In the material below, find each line holding the string "grid" and copy it.

* * * * * * *

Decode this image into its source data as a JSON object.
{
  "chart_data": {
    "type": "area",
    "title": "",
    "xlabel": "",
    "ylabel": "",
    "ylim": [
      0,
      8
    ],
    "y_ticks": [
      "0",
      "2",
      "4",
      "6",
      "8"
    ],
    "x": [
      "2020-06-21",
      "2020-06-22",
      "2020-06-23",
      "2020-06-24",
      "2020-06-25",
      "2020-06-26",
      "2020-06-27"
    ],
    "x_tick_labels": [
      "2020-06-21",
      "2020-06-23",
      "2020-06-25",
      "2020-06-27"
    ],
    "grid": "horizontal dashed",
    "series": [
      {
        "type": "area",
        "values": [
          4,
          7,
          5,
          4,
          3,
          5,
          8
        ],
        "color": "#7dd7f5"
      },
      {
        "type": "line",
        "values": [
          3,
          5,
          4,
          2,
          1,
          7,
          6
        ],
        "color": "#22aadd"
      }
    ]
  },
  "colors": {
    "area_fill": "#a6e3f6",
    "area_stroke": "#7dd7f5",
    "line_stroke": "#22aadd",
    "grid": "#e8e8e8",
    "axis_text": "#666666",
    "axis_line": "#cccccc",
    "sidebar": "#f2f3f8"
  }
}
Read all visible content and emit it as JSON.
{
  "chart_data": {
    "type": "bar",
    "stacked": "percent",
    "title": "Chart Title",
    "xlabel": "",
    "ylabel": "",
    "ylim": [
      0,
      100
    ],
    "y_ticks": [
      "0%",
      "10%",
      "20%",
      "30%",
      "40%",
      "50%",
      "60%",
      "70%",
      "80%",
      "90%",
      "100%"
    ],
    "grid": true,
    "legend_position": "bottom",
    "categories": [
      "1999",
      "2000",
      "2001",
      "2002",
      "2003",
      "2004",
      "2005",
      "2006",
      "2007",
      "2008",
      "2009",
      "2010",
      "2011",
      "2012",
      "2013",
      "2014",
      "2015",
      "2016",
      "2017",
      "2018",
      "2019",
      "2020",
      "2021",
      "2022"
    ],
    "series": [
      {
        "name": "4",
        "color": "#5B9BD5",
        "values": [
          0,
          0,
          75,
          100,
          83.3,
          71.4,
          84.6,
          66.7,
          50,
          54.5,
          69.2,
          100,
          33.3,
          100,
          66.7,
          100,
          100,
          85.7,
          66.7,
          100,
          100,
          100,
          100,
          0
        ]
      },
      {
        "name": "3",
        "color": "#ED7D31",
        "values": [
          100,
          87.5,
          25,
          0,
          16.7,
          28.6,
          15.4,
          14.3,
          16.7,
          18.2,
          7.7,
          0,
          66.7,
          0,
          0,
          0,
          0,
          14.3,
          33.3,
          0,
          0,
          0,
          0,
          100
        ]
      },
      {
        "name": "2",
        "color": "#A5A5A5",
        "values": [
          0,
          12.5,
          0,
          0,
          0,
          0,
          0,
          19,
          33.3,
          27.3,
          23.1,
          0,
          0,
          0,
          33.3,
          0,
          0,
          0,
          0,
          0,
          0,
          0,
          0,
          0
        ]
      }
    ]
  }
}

* * * * * * *

- _Final answer_:
    "grid": "horizontal dashed",
    "grid": "#e8e8e8",
    "grid": true,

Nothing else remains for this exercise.